Page text
=====
Gene Therapy

In the early 1970s, scientists proposed what they called "gene surgery" for treating inherited diseases caused by defective genes. In 1983, a group of scientists from Baylor College of Medicine in Houston, Texas, proposed that gene therapy could one day be a viable approach for treating Lesch-Nyhan disease, a rare neurological disorder. The scientists conducted experiments in which an enzyme-producing gene for correcting the disease was injected into a group of cells. The scientists theorized the cells could then be injected into people with Lesch-Nyhan disease.

As the science of genetics advanced throughout the 1980s, gene therapy gained an established foothold in the minds of medical scientists as a viable approach to treatments for specific diseases. However, its promises were more than what it could deliver. One of the major impetuses in the growth of gene therapy was an increasing ability to identify the genetic abnormalities that cause inherited diseases. Interest grew as further studies showed that specific genetic defects in one or more genes occurred in successive generations of certain family members who suffered from diseases like intestinal cancer, manic-depression, Alzheimer disease, heart disease, diabetes, and many more. Although the genes may not be the sole cause of the disease in all cases, they may make certain individuals more susceptible to developing the disease because of environmental influences, such as smoking, pollution, and stress. In fact, many scientists believe that all diseases have a genetic component.

On September 14, 1990, a four-year old girl suffering from a genetic disorder that prevented her body from producing a crucial enzyme became the first person to undergo gene therapy in the United States. Since her body could not produce adenosine deaminase (ADA), she had a weakened immune system, making her extremely susceptible to severe, life-threatening infections. W. French Anderson and colleagues at the National Institutes of Health's Clinical Center in Bethesda, Maryland, took white blood cells (which are crucial for proper immune system functioning) from the girl, inserted ADA producing genes into them, and then transferred the cells back into the patient. Although the young girl continued to show an increased ability to produce ADA, debate arose as to whether the improvement resulted from the gene therapy or from an additional drug treatment she received.
=====
Required work
Write the next part of the gene therapy text, picking up after its final sentence. The data that follows has no connection to the gene therapy text.

[Page segmentation data]
=====
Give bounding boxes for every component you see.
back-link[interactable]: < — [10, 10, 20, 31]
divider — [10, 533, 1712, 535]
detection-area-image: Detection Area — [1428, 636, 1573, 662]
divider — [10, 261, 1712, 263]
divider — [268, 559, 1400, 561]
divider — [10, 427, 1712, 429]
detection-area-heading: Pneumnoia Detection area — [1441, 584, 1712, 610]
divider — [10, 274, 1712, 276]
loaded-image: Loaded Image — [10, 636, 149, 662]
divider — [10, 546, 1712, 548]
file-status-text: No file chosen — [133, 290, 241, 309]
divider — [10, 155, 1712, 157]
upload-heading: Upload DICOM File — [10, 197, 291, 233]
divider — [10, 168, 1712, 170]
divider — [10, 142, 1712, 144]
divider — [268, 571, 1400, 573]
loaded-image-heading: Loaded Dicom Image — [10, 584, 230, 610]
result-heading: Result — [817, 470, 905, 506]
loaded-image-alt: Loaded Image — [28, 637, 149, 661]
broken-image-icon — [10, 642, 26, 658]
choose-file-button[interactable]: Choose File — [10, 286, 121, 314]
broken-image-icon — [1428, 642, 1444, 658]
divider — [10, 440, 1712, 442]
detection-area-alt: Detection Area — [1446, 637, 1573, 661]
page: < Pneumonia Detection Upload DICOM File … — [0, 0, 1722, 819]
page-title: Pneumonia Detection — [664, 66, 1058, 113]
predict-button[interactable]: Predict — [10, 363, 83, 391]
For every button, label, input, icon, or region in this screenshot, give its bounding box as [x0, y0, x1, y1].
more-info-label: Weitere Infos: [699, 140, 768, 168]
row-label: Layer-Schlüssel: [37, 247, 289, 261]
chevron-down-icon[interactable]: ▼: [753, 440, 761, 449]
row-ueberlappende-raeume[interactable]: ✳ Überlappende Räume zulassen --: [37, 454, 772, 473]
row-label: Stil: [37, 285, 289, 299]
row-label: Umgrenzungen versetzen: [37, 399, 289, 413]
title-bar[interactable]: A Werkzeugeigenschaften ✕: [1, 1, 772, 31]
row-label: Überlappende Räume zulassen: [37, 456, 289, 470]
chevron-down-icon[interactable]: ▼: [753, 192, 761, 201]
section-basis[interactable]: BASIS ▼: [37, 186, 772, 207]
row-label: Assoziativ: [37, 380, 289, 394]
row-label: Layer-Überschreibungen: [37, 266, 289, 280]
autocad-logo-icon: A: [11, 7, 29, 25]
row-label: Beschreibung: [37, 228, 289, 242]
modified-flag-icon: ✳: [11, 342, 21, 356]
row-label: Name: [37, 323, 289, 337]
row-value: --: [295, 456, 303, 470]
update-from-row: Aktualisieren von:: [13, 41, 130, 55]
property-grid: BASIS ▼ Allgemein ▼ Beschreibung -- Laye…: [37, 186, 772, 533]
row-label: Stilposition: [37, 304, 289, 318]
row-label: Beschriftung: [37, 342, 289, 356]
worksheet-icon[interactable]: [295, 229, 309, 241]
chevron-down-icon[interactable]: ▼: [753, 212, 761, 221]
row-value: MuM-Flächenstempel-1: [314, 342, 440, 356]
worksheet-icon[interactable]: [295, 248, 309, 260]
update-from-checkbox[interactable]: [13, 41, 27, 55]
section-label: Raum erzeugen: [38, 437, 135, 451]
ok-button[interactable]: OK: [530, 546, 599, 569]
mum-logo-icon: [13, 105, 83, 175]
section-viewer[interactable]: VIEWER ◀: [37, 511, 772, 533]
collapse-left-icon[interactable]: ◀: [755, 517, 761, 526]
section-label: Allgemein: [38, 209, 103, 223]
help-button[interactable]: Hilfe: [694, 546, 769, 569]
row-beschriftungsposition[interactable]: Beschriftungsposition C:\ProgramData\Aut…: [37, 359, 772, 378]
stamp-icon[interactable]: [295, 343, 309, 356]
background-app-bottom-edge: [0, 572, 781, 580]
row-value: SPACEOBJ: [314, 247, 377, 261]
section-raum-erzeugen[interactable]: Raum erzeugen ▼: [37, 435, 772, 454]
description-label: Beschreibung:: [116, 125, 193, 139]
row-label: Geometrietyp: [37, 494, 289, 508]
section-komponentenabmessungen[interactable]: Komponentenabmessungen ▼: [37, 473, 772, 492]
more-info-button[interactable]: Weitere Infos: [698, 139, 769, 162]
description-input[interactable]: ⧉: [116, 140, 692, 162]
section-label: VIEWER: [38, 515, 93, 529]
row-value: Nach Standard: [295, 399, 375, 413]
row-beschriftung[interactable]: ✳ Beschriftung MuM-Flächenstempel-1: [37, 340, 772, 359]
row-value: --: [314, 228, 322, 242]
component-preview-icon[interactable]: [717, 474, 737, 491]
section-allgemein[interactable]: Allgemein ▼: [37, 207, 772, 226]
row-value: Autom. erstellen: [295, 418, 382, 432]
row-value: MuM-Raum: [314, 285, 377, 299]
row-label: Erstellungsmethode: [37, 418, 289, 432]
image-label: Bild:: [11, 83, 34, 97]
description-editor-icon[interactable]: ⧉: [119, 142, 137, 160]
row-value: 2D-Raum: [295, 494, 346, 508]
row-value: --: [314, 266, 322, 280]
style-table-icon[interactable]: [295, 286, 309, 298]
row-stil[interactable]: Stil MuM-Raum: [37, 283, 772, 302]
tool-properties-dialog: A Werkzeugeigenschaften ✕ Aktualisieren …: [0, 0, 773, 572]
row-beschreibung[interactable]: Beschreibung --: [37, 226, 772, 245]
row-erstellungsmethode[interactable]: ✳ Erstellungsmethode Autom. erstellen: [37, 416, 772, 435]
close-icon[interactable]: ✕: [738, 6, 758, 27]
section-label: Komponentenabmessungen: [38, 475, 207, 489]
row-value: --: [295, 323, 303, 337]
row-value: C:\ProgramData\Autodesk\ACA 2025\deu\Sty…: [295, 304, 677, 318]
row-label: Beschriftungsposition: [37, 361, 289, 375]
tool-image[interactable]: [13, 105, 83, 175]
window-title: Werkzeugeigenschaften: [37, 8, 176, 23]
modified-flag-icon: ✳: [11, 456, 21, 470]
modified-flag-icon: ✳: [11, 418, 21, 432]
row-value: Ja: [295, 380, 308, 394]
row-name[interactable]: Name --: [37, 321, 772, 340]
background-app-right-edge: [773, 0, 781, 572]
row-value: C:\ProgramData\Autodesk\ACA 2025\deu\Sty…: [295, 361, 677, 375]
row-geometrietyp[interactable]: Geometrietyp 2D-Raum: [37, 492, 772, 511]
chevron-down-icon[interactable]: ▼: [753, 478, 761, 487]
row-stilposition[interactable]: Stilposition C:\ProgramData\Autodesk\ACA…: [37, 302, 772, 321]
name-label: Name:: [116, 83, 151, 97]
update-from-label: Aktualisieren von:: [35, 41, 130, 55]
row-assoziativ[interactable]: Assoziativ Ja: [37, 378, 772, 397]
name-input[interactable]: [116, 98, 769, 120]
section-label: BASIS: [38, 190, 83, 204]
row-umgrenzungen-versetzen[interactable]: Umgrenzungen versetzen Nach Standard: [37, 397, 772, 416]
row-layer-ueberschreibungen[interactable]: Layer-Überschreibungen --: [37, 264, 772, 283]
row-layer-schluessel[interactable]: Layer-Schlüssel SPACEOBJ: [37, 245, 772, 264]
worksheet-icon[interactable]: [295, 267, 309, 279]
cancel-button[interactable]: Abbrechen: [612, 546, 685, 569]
=====
Result below
Nevertheless, a new era of gene therapy began as more and more scientists sought to conduct clinical trials in this area. In that same year, gene therapy was tested on patients suffering from melanoma (skin cancer). The goal was to help them produce antibodies (disease fighting substances in the immune system) to battle the cancer.

These experiments have spawned a growing number of attempts to refine develop new gene therapies. For example, gene therapy for cystic fibrosis, a disease that affects the airways, is being developed. However, due to the complications involved in penetrating the natural barriers that impedes viral entry into the airways, it is unlikely that currently used vectors for cystic fibrosis gene therapy represent a plausible approach. Modifications of these vectors by adding compounds that naturally bind to areas on the outermost membranes of the lung and gain entrance into these tissues are currently being investigated. Another approach was developed for treating brain cancer patients, in which the inserted gene was designed to make the cancer cells more likely to respond to drug treatment. Additionally, gene therapy for patients suffering from artery blockage, which can lead to strokes, that induces the growth of new blood vessels near clogged arteries improving normal blood circulation is also being investigated.

In the United States, both DNA-based (in vivo) treatments and cell-based (ex vivo) treatments are being investigated. DNA-based gene therapy uses vectors (like viruses) to deliver modified genes to target cells. Cell-based gene therapy techniques remove cells from the patient, which are genetically altered and then reintroduce them to the patients body. Presently, gene therapies for the following diseases are being developed: cystic fibrosis (using adenoviral vector), HIV infection (cell-based), malignant melanoma (cell-based), kidney cancer (cellbased), Gaucher's Disease (retroviral vector), breast cancer (retroviral vector), and lung cancer (retroviral vector).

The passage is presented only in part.